In the source excerpt below, why is the range "0.2 to 0.6 kg of AlCl3/m3 of gas" offered only as a reference point for a production installation and not as a fixed definition of a high concentration? Explain in one to three sentences.

Source excerpt
- - - -
The structure of the aluminium oxide powders according to
the invention in respect of their X-ray crystalline or X-
ray amorphous state can be controlled by varying the
aluminium chloride concentration in the gas stream. High

aluminium oxide concentrations in the gas stream yield an
X-ray crystalline powder.
The definition of a high aluminium chloride concentration
is dependent on the structure of the reactor; a range from
0.2 to 0.6 kg of AlCl3/m3 of gas can be used as a reference
point for a production installation.
If the aluminium chloride concentration in the same
production installation is multiplied by a factor of from
0.4 to 0.6, a powder that is X-ray amorphous to the
greatest possible extent is obtained.
In addition to adjustments that yield X-ray crystalline
powders or powders that are X-ray amorphous to the greatest
possible extent, it is also possible, by varying the
aluminium concentration in the gas stream, to obtain
powders that, for example, contain a defined proportion of
X-ray amorphous aluminium oxide.
- - - -
Data shown
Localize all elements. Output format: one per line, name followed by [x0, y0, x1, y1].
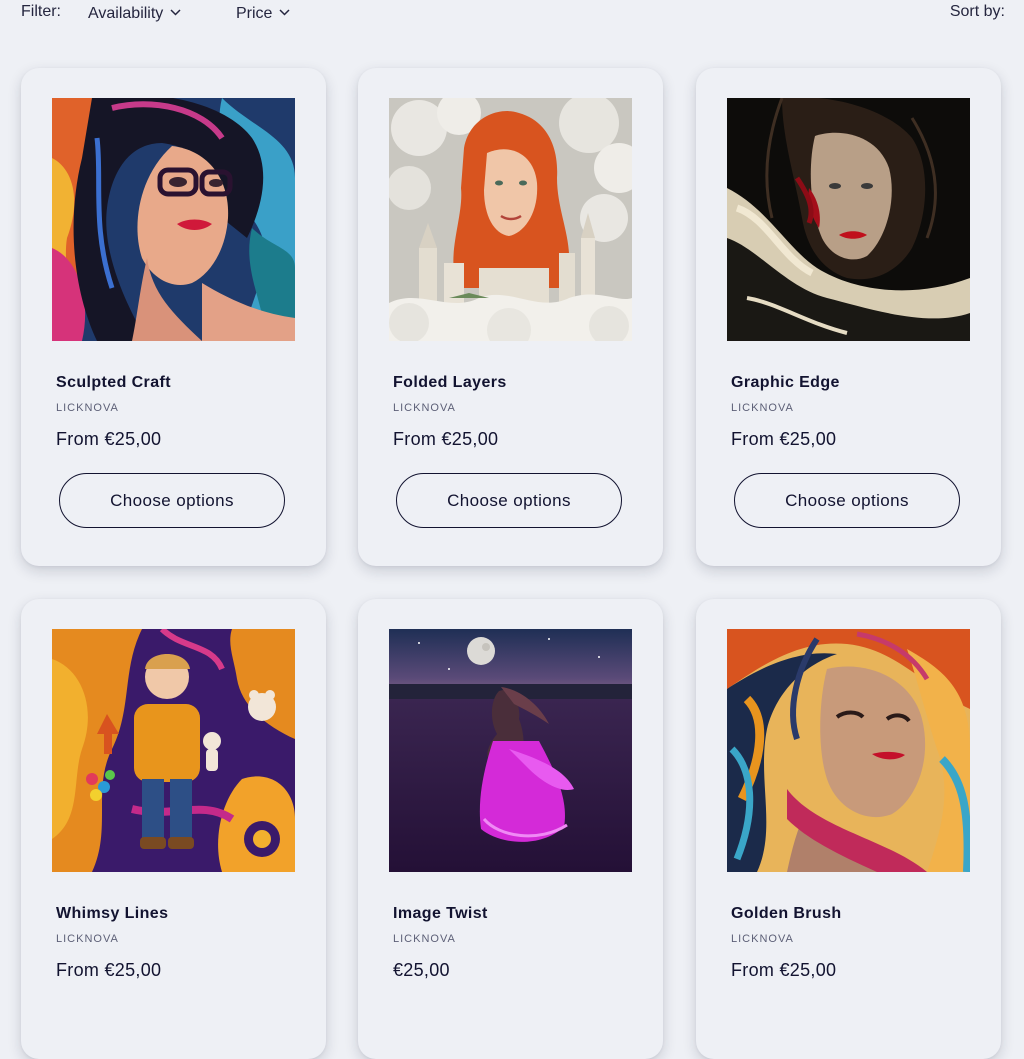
- - - -
Final answer
What counts as a high AlCl3 concentration depends on the structure of the reactor, so no single figure holds for every setup. The range of 0.2 to 0.6 kg of AlCl3 per cubic meter of gas is therefore given only as a guide for a production installation.